* What you should do *
List, from the lines below, each one with "text" in it.

* Materials provided *
────

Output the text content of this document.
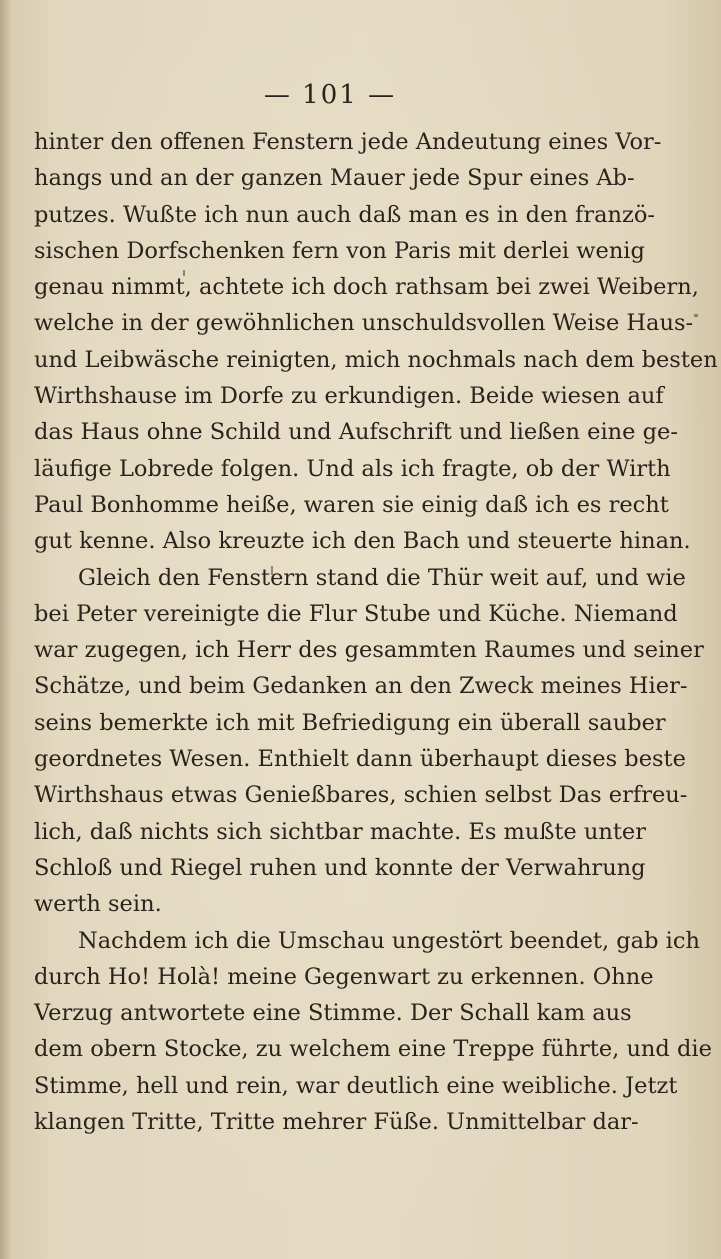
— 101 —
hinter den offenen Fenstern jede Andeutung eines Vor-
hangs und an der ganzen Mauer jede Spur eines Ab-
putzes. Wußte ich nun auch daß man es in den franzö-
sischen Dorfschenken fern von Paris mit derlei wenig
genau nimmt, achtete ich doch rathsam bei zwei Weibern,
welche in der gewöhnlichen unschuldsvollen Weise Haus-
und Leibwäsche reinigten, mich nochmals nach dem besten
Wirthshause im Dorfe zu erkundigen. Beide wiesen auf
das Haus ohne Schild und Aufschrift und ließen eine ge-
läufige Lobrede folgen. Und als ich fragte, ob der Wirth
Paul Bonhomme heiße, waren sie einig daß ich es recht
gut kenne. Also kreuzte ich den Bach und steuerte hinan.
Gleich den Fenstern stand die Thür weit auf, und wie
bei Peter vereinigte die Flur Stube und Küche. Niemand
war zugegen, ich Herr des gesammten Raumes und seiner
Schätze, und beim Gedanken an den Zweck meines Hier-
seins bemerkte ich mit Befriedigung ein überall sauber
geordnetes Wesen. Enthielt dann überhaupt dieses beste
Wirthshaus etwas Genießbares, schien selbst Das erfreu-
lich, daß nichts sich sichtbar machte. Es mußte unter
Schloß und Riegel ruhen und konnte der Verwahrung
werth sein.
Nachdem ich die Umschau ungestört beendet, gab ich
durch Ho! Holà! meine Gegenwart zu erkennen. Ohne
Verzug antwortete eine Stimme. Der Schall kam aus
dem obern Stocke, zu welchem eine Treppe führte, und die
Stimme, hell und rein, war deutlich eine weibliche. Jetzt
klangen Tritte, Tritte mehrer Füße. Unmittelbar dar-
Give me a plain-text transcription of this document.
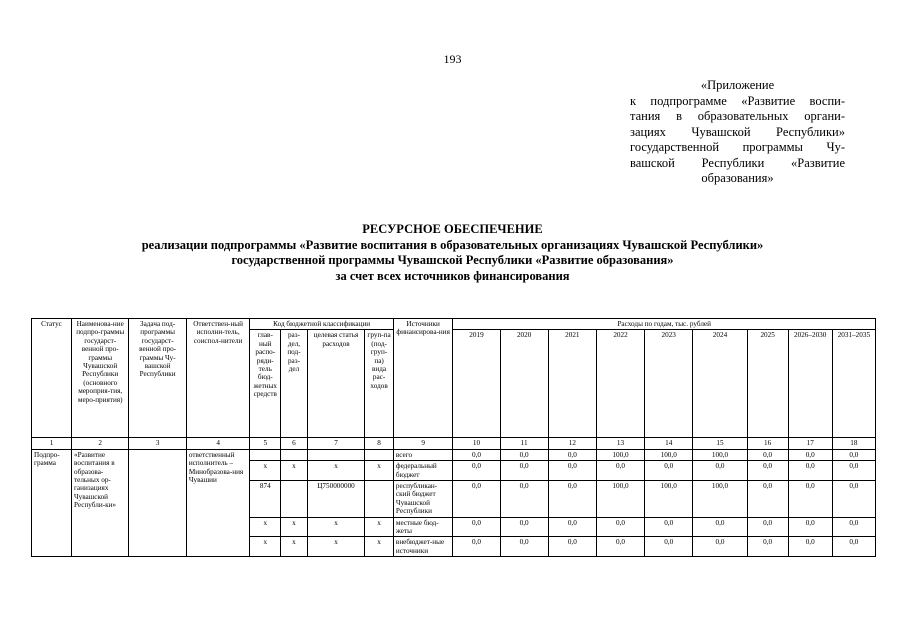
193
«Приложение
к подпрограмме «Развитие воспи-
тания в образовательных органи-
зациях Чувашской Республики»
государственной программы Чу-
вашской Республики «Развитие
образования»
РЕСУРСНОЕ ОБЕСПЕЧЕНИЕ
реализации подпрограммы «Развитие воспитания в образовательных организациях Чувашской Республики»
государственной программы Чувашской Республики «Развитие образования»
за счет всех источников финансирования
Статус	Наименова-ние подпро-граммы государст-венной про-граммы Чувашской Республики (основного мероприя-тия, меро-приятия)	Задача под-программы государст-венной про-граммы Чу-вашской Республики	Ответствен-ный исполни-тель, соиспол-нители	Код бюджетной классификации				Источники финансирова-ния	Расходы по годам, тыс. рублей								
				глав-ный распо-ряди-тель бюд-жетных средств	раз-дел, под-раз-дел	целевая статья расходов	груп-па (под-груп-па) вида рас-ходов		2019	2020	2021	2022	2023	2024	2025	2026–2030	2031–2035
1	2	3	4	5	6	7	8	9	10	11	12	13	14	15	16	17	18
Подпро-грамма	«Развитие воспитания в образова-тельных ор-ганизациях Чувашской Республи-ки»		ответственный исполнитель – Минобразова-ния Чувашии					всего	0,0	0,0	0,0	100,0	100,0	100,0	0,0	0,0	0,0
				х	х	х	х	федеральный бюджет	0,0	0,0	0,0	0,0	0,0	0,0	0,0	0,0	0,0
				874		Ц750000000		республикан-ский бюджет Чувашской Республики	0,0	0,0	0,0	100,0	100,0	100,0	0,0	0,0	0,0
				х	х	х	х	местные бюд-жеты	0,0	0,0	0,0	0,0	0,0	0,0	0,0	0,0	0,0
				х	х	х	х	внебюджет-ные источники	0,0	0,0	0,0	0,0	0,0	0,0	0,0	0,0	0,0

────

* Solution *
Output the text content of this document.
Give me a plain-text transcription of this document.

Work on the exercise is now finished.